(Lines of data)
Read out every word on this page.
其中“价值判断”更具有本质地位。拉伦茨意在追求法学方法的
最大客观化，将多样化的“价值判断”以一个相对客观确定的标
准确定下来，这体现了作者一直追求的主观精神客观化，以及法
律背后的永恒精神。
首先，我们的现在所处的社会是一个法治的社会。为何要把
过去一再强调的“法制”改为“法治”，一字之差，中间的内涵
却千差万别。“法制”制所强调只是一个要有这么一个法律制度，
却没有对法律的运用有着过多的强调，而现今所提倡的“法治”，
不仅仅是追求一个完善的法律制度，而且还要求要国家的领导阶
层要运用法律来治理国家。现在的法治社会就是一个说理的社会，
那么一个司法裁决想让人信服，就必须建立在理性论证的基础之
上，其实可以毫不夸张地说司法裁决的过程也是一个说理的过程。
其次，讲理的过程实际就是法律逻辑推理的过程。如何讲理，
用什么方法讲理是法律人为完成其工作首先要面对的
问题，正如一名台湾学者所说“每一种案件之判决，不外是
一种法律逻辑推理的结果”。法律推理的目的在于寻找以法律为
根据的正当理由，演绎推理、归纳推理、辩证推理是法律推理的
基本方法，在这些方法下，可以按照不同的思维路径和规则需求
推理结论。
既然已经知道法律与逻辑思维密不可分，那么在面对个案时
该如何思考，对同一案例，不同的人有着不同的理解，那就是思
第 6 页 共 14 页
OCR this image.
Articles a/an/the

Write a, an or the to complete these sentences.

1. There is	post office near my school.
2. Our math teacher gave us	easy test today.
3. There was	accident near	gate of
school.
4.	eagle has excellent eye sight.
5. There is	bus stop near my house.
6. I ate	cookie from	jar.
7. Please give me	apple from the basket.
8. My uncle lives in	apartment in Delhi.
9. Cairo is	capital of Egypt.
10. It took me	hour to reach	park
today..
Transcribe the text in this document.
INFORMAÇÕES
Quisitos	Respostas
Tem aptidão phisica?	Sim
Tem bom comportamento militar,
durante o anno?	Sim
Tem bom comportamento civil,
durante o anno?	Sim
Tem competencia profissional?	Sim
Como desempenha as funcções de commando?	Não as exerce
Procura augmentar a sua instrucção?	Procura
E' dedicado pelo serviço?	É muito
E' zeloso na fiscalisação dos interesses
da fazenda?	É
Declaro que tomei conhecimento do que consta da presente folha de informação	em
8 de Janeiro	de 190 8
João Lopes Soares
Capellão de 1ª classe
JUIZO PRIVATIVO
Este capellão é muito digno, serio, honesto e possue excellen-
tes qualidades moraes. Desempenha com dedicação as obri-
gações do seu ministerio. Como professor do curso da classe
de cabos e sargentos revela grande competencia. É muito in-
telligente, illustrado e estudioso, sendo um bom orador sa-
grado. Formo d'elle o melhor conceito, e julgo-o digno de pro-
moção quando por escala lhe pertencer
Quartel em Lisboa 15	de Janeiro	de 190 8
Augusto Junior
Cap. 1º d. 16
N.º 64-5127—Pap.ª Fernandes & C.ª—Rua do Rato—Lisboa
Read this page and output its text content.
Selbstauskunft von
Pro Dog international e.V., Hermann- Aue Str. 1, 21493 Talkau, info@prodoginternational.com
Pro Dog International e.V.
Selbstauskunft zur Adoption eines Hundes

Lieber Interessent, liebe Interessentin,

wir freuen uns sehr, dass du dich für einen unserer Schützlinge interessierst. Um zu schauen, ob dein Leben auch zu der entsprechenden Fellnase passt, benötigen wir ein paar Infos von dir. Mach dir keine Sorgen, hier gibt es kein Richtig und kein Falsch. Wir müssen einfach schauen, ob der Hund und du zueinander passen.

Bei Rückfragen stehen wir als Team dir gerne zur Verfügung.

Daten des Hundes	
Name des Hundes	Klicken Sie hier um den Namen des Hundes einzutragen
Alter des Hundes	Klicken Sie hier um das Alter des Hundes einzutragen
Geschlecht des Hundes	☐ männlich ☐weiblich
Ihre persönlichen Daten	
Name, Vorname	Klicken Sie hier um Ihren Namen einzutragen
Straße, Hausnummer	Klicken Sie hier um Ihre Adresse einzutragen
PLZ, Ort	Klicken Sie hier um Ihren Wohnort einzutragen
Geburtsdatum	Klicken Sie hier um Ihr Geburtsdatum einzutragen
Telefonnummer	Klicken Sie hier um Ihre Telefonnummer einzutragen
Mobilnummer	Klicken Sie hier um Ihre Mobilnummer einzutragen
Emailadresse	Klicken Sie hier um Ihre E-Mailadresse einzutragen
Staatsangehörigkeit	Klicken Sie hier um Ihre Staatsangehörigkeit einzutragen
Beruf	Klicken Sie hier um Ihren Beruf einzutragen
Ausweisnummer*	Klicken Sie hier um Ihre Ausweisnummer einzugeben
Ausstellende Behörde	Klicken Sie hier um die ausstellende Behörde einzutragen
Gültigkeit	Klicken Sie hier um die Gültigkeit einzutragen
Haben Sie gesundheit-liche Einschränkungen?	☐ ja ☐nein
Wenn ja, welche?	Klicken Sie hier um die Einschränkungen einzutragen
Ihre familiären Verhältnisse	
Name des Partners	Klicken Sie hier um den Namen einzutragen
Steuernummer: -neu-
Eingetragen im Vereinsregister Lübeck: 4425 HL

§ CHALLENGE:
The listing above must be transcribed exactly, line by line.

§ FINISHED ANSWER:
Read out every word on this page.
其中“价值判断”更具有本质地位。拉伦茨意在追求法学方法的
最大客观化，将多样化的“价值判断”以一个相对客观确定的标
准确定下来，这体现了作者一直追求的主观精神客观化，以及法
律背后的永恒精神。
首先，我们的现在所处的社会是一个法治的社会。为何要把
过去一再强调的“法制”改为“法治”，一字之差，中间的内涵
却千差万别。“法制”制所强调只是一个要有这么一个法律制度，
却没有对法律的运用有着过多的强调，而现今所提倡的“法治”，
不仅仅是追求一个完善的法律制度，而且还要求要国家的领导阶
层要运用法律来治理国家。现在的法治社会就是一个说理的社会，
那么一个司法裁决想让人信服，就必须建立在理性论证的基础之
上，其实可以毫不夸张地说司法裁决的过程也是一个说理的过程。
其次，讲理的过程实际就是法律逻辑推理的过程。如何讲理，
用什么方法讲理是法律人为完成其工作首先要面对的
问题，正如一名台湾学者所说“每一种案件之判决，不外是
一种法律逻辑推理的结果”。法律推理的目的在于寻找以法律为
根据的正当理由，演绎推理、归纳推理、辩证推理是法律推理的
基本方法，在这些方法下，可以按照不同的思维路径和规则需求
推理结论。
既然已经知道法律与逻辑思维密不可分，那么在面对个案时
该如何思考，对同一案例，不同的人有着不同的理解，那就是思
第 6 页 共 14 页
OCR this image.
Articles a/an/the

Write a, an or the to complete these sentences.

1. There is	post office near my school.
2. Our math teacher gave us	easy test today.
3. There was	accident near	gate of
school.
4.	eagle has excellent eye sight.
5. There is	bus stop near my house.
6. I ate	cookie from	jar.
7. Please give me	apple from the basket.
8. My uncle lives in	apartment in Delhi.
9. Cairo is	capital of Egypt.
10. It took me	hour to reach	park
today..
Transcribe the text in this document.
INFORMAÇÕES
Quisitos	Respostas
Tem aptidão phisica?	Sim
Tem bom comportamento militar,
durante o anno?	Sim
Tem bom comportamento civil,
durante o anno?	Sim
Tem competencia profissional?	Sim
Como desempenha as funcções de commando?	Não as exerce
Procura augmentar a sua instrucção?	Procura
E' dedicado pelo serviço?	É muito
E' zeloso na fiscalisação dos interesses
da fazenda?	É
Declaro que tomei conhecimento do que consta da presente folha de informação	em
8 de Janeiro	de 190 8
João Lopes Soares
Capellão de 1ª classe
JUIZO PRIVATIVO
Este capellão é muito digno, serio, honesto e possue excellen-
tes qualidades moraes. Desempenha com dedicação as obri-
gações do seu ministerio. Como professor do curso da classe
de cabos e sargentos revela grande competencia. É muito in-
telligente, illustrado e estudioso, sendo um bom orador sa-
grado. Formo d'elle o melhor conceito, e julgo-o digno de pro-
moção quando por escala lhe pertencer
Quartel em Lisboa 15	de Janeiro	de 190 8
Augusto Junior
Cap. 1º d. 16
N.º 64-5127—Pap.ª Fernandes & C.ª—Rua do Rato—Lisboa
Read this page and output its text content.
Selbstauskunft von
Pro Dog international e.V., Hermann- Aue Str. 1, 21493 Talkau, info@prodoginternational.com
Pro Dog International e.V.
Selbstauskunft zur Adoption eines Hundes

Lieber Interessent, liebe Interessentin,

wir freuen uns sehr, dass du dich für einen unserer Schützlinge interessierst. Um zu schauen, ob dein Leben auch zu der entsprechenden Fellnase passt, benötigen wir ein paar Infos von dir. Mach dir keine Sorgen, hier gibt es kein Richtig und kein Falsch. Wir müssen einfach schauen, ob der Hund und du zueinander passen.

Bei Rückfragen stehen wir als Team dir gerne zur Verfügung.

Daten des Hundes	
Name des Hundes	Klicken Sie hier um den Namen des Hundes einzutragen
Alter des Hundes	Klicken Sie hier um das Alter des Hundes einzutragen
Geschlecht des Hundes	☐ männlich ☐weiblich
Ihre persönlichen Daten	
Name, Vorname	Klicken Sie hier um Ihren Namen einzutragen
Straße, Hausnummer	Klicken Sie hier um Ihre Adresse einzutragen
PLZ, Ort	Klicken Sie hier um Ihren Wohnort einzutragen
Geburtsdatum	Klicken Sie hier um Ihr Geburtsdatum einzutragen
Telefonnummer	Klicken Sie hier um Ihre Telefonnummer einzutragen
Mobilnummer	Klicken Sie hier um Ihre Mobilnummer einzutragen
Emailadresse	Klicken Sie hier um Ihre E-Mailadresse einzutragen
Staatsangehörigkeit	Klicken Sie hier um Ihre Staatsangehörigkeit einzutragen
Beruf	Klicken Sie hier um Ihren Beruf einzutragen
Ausweisnummer*	Klicken Sie hier um Ihre Ausweisnummer einzugeben
Ausstellende Behörde	Klicken Sie hier um die ausstellende Behörde einzutragen
Gültigkeit	Klicken Sie hier um die Gültigkeit einzutragen
Haben Sie gesundheit-liche Einschränkungen?	☐ ja ☐nein
Wenn ja, welche?	Klicken Sie hier um die Einschränkungen einzutragen
Ihre familiären Verhältnisse	
Name des Partners	Klicken Sie hier um den Namen einzutragen
Steuernummer: -neu-
Eingetragen im Vereinsregister Lübeck: 4425 HL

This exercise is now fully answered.